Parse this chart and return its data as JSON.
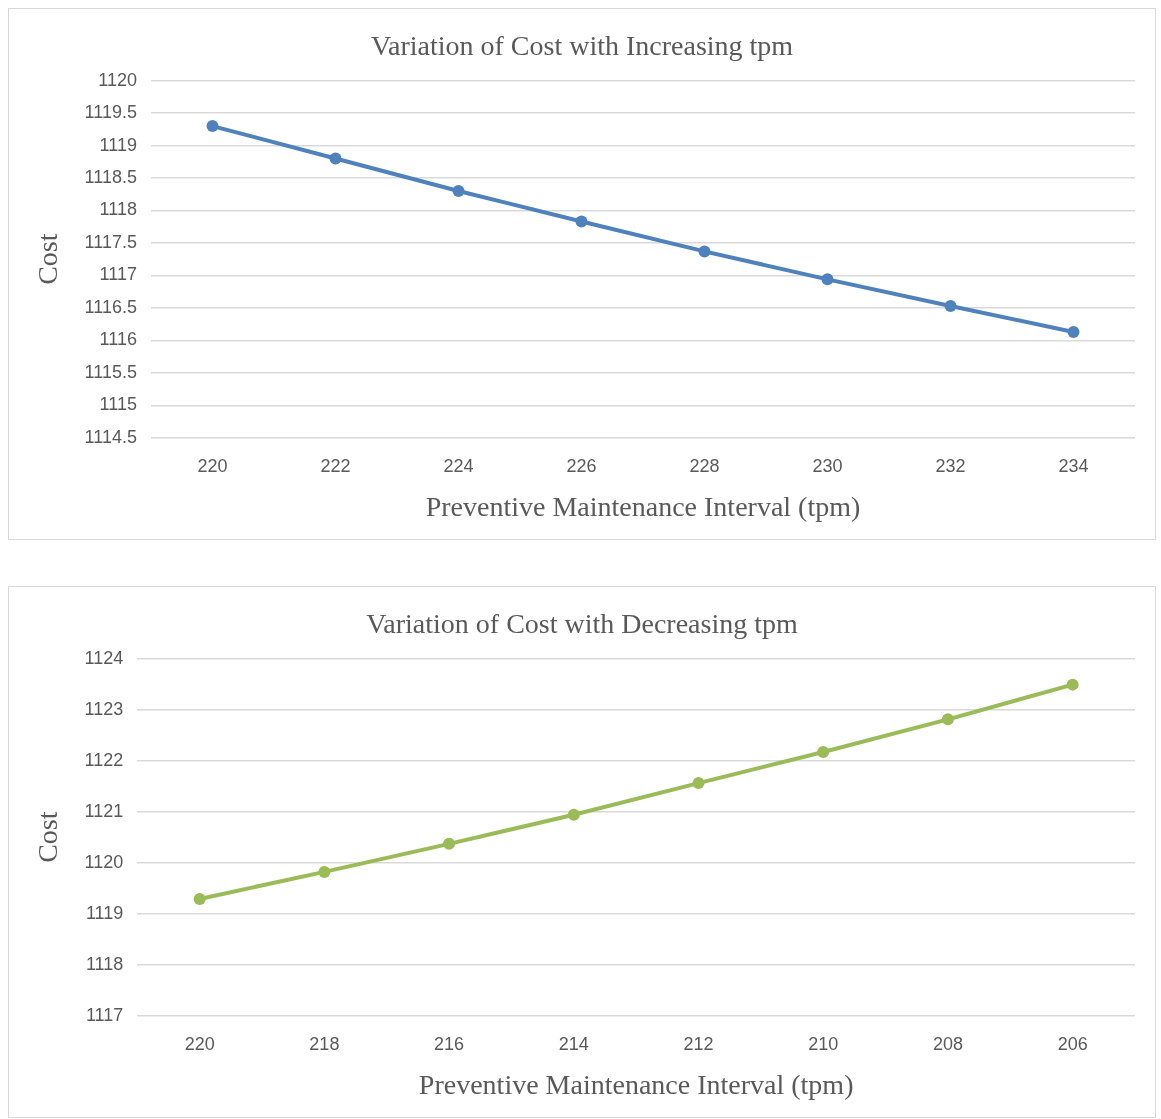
{
  "chart_data": [
    {
      "type": "line",
      "title": "Variation of Cost with Increasing tpm",
      "xlabel": "Preventive Maintenance Interval (tpm)",
      "ylabel": "Cost",
      "categories": [
        "220",
        "222",
        "224",
        "226",
        "228",
        "230",
        "232",
        "234"
      ],
      "series": [
        {
          "color": "#4f81bd",
          "values": [
            1119.3,
            1118.8,
            1118.3,
            1117.83,
            1117.37,
            1116.94,
            1116.53,
            1116.13
          ]
        }
      ],
      "ylim": [
        1114.5,
        1120
      ],
      "yticks": [
        1114.5,
        1115,
        1115.5,
        1116,
        1116.5,
        1117,
        1117.5,
        1118,
        1118.5,
        1119,
        1119.5,
        1120
      ],
      "grid": "y",
      "legend": false,
      "marker": "circle",
      "line_style": "solid"
    },
    {
      "type": "line",
      "title": "Variation of Cost with Decreasing tpm",
      "xlabel": "Preventive Maintenance Interval (tpm)",
      "ylabel": "Cost",
      "categories": [
        "220",
        "218",
        "216",
        "214",
        "212",
        "210",
        "208",
        "206"
      ],
      "series": [
        {
          "color": "#9bbb59",
          "values": [
            1119.29,
            1119.82,
            1120.37,
            1120.94,
            1121.56,
            1122.17,
            1122.81,
            1123.49
          ]
        }
      ],
      "ylim": [
        1117,
        1124
      ],
      "yticks": [
        1117,
        1118,
        1119,
        1120,
        1121,
        1122,
        1123,
        1124
      ],
      "grid": "y",
      "legend": false,
      "marker": "circle",
      "line_style": "solid"
    }
  ]
}
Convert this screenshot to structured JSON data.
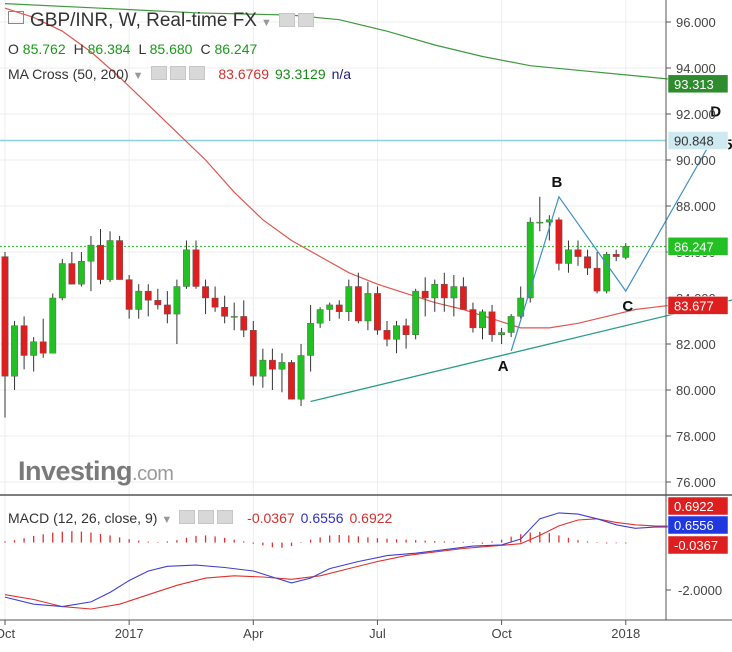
{
  "header": {
    "symbol": "GBP/INR, W, Real-time FX",
    "ohlc": {
      "o_label": "O",
      "o": "85.762",
      "h_label": "H",
      "h": "86.384",
      "l_label": "L",
      "l": "85.680",
      "c_label": "C",
      "c": "86.247"
    },
    "ma": {
      "name": "MA Cross (50, 200)",
      "v1": "83.6769",
      "v2": "93.3129",
      "v3": "n/a"
    }
  },
  "logo": {
    "brand": "Investing",
    "suffix": ".com"
  },
  "colors": {
    "up": "#22c022",
    "down": "#dd1f1f",
    "wick": "#333333",
    "ma50": "#e0564f",
    "ma200": "#3f9a3f",
    "trend": "#2a9d8a",
    "pattern": "#3d8fc6",
    "resistance": "#8fd0e0",
    "macd": "#4040d0",
    "signal": "#e03030",
    "hist": "#e03030"
  },
  "chart_data": [
    {
      "type": "candlestick",
      "title": "GBP/INR, W, Real-time FX",
      "ylim": [
        75.0,
        97.0
      ],
      "y_ticks": [
        "96.000",
        "94.000",
        "92.000",
        "90.000",
        "88.000",
        "86.000",
        "84.000",
        "82.000",
        "80.000",
        "78.000",
        "76.000"
      ],
      "x_ticks": [
        {
          "label": "Oct",
          "index": 0
        },
        {
          "label": "2017",
          "index": 13
        },
        {
          "label": "Apr",
          "index": 26
        },
        {
          "label": "Jul",
          "index": 39
        },
        {
          "label": "Oct",
          "index": 52
        },
        {
          "label": "2018",
          "index": 65
        }
      ],
      "candles": [
        [
          85.8,
          86.0,
          78.8,
          80.6
        ],
        [
          80.6,
          83.0,
          80.0,
          82.8
        ],
        [
          82.8,
          83.2,
          80.9,
          81.5
        ],
        [
          81.5,
          82.3,
          80.8,
          82.1
        ],
        [
          82.1,
          83.1,
          81.4,
          81.6
        ],
        [
          81.6,
          84.2,
          81.6,
          84.0
        ],
        [
          84.0,
          85.7,
          83.9,
          85.5
        ],
        [
          85.5,
          86.0,
          84.6,
          84.6
        ],
        [
          84.6,
          86.0,
          84.5,
          85.6
        ],
        [
          85.6,
          86.7,
          84.3,
          86.3
        ],
        [
          86.3,
          87.0,
          84.6,
          84.8
        ],
        [
          84.8,
          86.9,
          84.7,
          86.5
        ],
        [
          86.5,
          86.7,
          84.8,
          84.8
        ],
        [
          84.8,
          85.0,
          83.1,
          83.5
        ],
        [
          83.5,
          84.6,
          83.1,
          84.3
        ],
        [
          84.3,
          84.6,
          83.2,
          83.9
        ],
        [
          83.9,
          84.4,
          83.5,
          83.7
        ],
        [
          83.7,
          84.3,
          82.9,
          83.3
        ],
        [
          83.3,
          84.8,
          82.0,
          84.5
        ],
        [
          84.5,
          86.5,
          84.4,
          86.1
        ],
        [
          86.1,
          86.5,
          84.4,
          84.5
        ],
        [
          84.5,
          84.8,
          83.3,
          84.0
        ],
        [
          84.0,
          84.5,
          83.4,
          83.6
        ],
        [
          83.6,
          84.1,
          82.9,
          83.2
        ],
        [
          83.2,
          83.8,
          82.6,
          83.2
        ],
        [
          83.2,
          83.9,
          82.3,
          82.6
        ],
        [
          82.6,
          83.0,
          80.2,
          80.6
        ],
        [
          80.6,
          81.8,
          80.1,
          81.3
        ],
        [
          81.3,
          81.8,
          80.0,
          80.9
        ],
        [
          80.9,
          81.6,
          79.9,
          81.2
        ],
        [
          81.2,
          81.3,
          79.6,
          79.6
        ],
        [
          79.6,
          82.0,
          79.3,
          81.5
        ],
        [
          81.5,
          83.7,
          80.8,
          82.9
        ],
        [
          82.9,
          83.6,
          82.7,
          83.5
        ],
        [
          83.5,
          83.8,
          83.0,
          83.7
        ],
        [
          83.7,
          83.9,
          83.1,
          83.4
        ],
        [
          83.4,
          84.8,
          83.0,
          84.5
        ],
        [
          84.5,
          85.1,
          82.9,
          83.0
        ],
        [
          83.0,
          84.7,
          82.6,
          84.2
        ],
        [
          84.2,
          84.5,
          82.4,
          82.6
        ],
        [
          82.6,
          83.0,
          81.9,
          82.2
        ],
        [
          82.2,
          83.0,
          81.6,
          82.8
        ],
        [
          82.8,
          83.1,
          81.8,
          82.4
        ],
        [
          82.4,
          84.4,
          82.2,
          84.3
        ],
        [
          84.3,
          84.9,
          83.2,
          84.0
        ],
        [
          84.0,
          84.8,
          83.4,
          84.6
        ],
        [
          84.6,
          85.1,
          83.4,
          84.0
        ],
        [
          84.0,
          85.0,
          83.2,
          84.5
        ],
        [
          84.5,
          84.9,
          83.6,
          83.5
        ],
        [
          83.5,
          83.8,
          82.5,
          82.7
        ],
        [
          82.7,
          83.5,
          82.2,
          83.4
        ],
        [
          83.4,
          83.7,
          82.1,
          82.4
        ],
        [
          82.4,
          82.7,
          82.0,
          82.5
        ],
        [
          82.5,
          83.3,
          82.3,
          83.2
        ],
        [
          83.2,
          84.5,
          83.1,
          84.0
        ],
        [
          84.0,
          87.5,
          83.8,
          87.3
        ],
        [
          87.3,
          88.4,
          86.9,
          87.3
        ],
        [
          87.3,
          87.6,
          86.5,
          87.4
        ],
        [
          87.4,
          87.5,
          85.2,
          85.5
        ],
        [
          85.5,
          86.5,
          85.1,
          86.1
        ],
        [
          86.1,
          86.5,
          85.4,
          85.8
        ],
        [
          85.8,
          86.1,
          85.0,
          85.3
        ],
        [
          85.3,
          86.0,
          84.2,
          84.3
        ],
        [
          84.3,
          86.0,
          84.2,
          85.9
        ],
        [
          85.9,
          86.1,
          85.6,
          85.8
        ],
        [
          85.762,
          86.384,
          85.68,
          86.247
        ]
      ],
      "ma50": [
        [
          0,
          96.6
        ],
        [
          3,
          96.2
        ],
        [
          6,
          95.6
        ],
        [
          9,
          94.7
        ],
        [
          12,
          93.6
        ],
        [
          15,
          92.4
        ],
        [
          18,
          91.2
        ],
        [
          21,
          90.0
        ],
        [
          24,
          88.6
        ],
        [
          27,
          87.4
        ],
        [
          30,
          86.5
        ],
        [
          33,
          85.8
        ],
        [
          36,
          85.1
        ],
        [
          39,
          84.6
        ],
        [
          42,
          84.2
        ],
        [
          45,
          83.8
        ],
        [
          48,
          83.5
        ],
        [
          51,
          83.1
        ],
        [
          54,
          82.7
        ],
        [
          57,
          82.7
        ],
        [
          60,
          82.9
        ],
        [
          63,
          83.2
        ],
        [
          66,
          83.5
        ],
        [
          68,
          83.6
        ],
        [
          70,
          83.7
        ],
        [
          72,
          83.68
        ]
      ],
      "ma200": [
        [
          0,
          96.8
        ],
        [
          10,
          96.6
        ],
        [
          20,
          96.4
        ],
        [
          30,
          96.3
        ],
        [
          35,
          96.1
        ],
        [
          40,
          95.6
        ],
        [
          45,
          95.0
        ],
        [
          50,
          94.5
        ],
        [
          55,
          94.1
        ],
        [
          60,
          93.9
        ],
        [
          65,
          93.7
        ],
        [
          70,
          93.5
        ],
        [
          72,
          93.31
        ]
      ],
      "trendline": [
        [
          32,
          79.5
        ],
        [
          80,
          84.3
        ]
      ],
      "resistance_level": 90.848,
      "pattern": {
        "points": [
          {
            "label": "A",
            "index": 53,
            "value": 81.7
          },
          {
            "label": "B",
            "index": 58,
            "value": 88.4
          },
          {
            "label": "C",
            "index": 65,
            "value": 84.3
          },
          {
            "label": "D",
            "index": 74,
            "value": 90.85
          }
        ],
        "annotation": "90.85"
      },
      "last_price_line": 86.247,
      "value_tags": [
        {
          "label": "93.313",
          "value": 93.313,
          "color": "#2e8b2e"
        },
        {
          "label": "90.848",
          "value": 90.848,
          "color": "#cfe9f0",
          "text_color": "#333333"
        },
        {
          "label": "86.247",
          "value": 86.247,
          "color": "#22c022"
        },
        {
          "label": "83.677",
          "value": 83.677,
          "color": "#dd1f1f"
        }
      ]
    },
    {
      "type": "line",
      "title": "MACD (12, 26, close, 9)",
      "values_shown": [
        "-0.0367",
        "0.6556",
        "0.6922"
      ],
      "ylim": [
        -3.0,
        2.0
      ],
      "y_ticks": [
        "-2.0000"
      ],
      "value_tags": [
        {
          "label": "0.6922",
          "value": 0.6922,
          "color": "#dd1f1f"
        },
        {
          "label": "0.6556",
          "value": 0.6556,
          "color": "#1f38e0"
        },
        {
          "label": "-0.0367",
          "value": -0.0367,
          "color": "#dd1f1f"
        }
      ],
      "macd": [
        [
          0,
          -2.3
        ],
        [
          3,
          -2.6
        ],
        [
          6,
          -2.7
        ],
        [
          9,
          -2.5
        ],
        [
          11,
          -2.1
        ],
        [
          13,
          -1.6
        ],
        [
          15,
          -1.2
        ],
        [
          17,
          -1.0
        ],
        [
          20,
          -0.95
        ],
        [
          23,
          -1.05
        ],
        [
          26,
          -1.2
        ],
        [
          28,
          -1.45
        ],
        [
          30,
          -1.7
        ],
        [
          32,
          -1.5
        ],
        [
          34,
          -1.1
        ],
        [
          37,
          -0.8
        ],
        [
          40,
          -0.55
        ],
        [
          43,
          -0.45
        ],
        [
          46,
          -0.3
        ],
        [
          49,
          -0.15
        ],
        [
          52,
          -0.1
        ],
        [
          54,
          0.15
        ],
        [
          56,
          1.0
        ],
        [
          58,
          1.25
        ],
        [
          60,
          1.2
        ],
        [
          62,
          1.0
        ],
        [
          64,
          0.75
        ],
        [
          66,
          0.6
        ],
        [
          68,
          0.65
        ],
        [
          70,
          0.6556
        ]
      ],
      "signal": [
        [
          0,
          -2.2
        ],
        [
          3,
          -2.4
        ],
        [
          6,
          -2.7
        ],
        [
          9,
          -2.8
        ],
        [
          12,
          -2.6
        ],
        [
          15,
          -2.2
        ],
        [
          18,
          -1.8
        ],
        [
          21,
          -1.5
        ],
        [
          24,
          -1.4
        ],
        [
          27,
          -1.45
        ],
        [
          30,
          -1.55
        ],
        [
          33,
          -1.4
        ],
        [
          36,
          -1.1
        ],
        [
          39,
          -0.8
        ],
        [
          42,
          -0.55
        ],
        [
          45,
          -0.4
        ],
        [
          48,
          -0.25
        ],
        [
          51,
          -0.15
        ],
        [
          54,
          -0.05
        ],
        [
          56,
          0.3
        ],
        [
          58,
          0.7
        ],
        [
          60,
          0.95
        ],
        [
          62,
          1.0
        ],
        [
          64,
          0.85
        ],
        [
          66,
          0.75
        ],
        [
          68,
          0.7
        ],
        [
          70,
          0.6922
        ]
      ],
      "histogram": [
        0.05,
        0.1,
        0.18,
        0.28,
        0.35,
        0.42,
        0.46,
        0.48,
        0.46,
        0.42,
        0.36,
        0.3,
        0.22,
        0.14,
        0.08,
        0.04,
        0.02,
        0.05,
        0.1,
        0.2,
        0.28,
        0.3,
        0.26,
        0.2,
        0.12,
        0.05,
        -0.05,
        -0.12,
        -0.2,
        -0.22,
        -0.15,
        0.02,
        0.12,
        0.22,
        0.3,
        0.32,
        0.3,
        0.26,
        0.22,
        0.18,
        0.16,
        0.14,
        0.12,
        0.1,
        0.08,
        0.06,
        0.05,
        0.04,
        0.03,
        0.02,
        -0.05,
        0.05,
        0.12,
        0.25,
        0.35,
        0.42,
        0.45,
        0.4,
        0.3,
        0.2,
        0.1,
        0.05,
        -0.02,
        -0.04,
        -0.03,
        -0.0367
      ]
    }
  ]
}
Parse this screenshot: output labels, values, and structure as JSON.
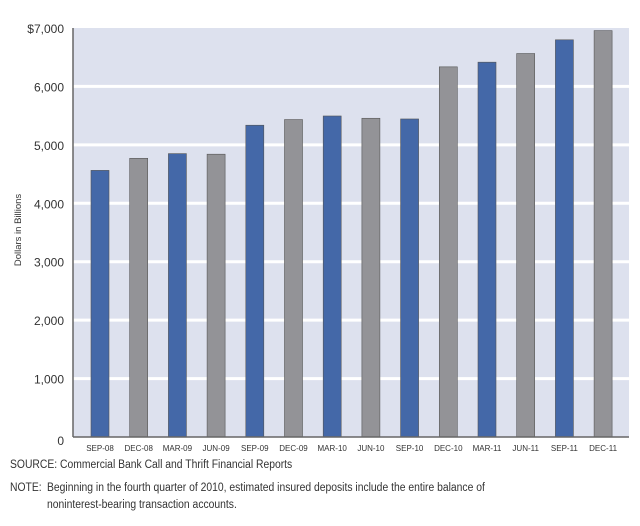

:: Stated task ::
Extract all lines from the material above that include the word "Cost".

:: Correct answer ::
      "title": "Variation of Cost with Increasing tpm",
      "ylabel": "Cost",
      "title": "Variation of Cost with Decreasing tpm",
      "ylabel": "Cost",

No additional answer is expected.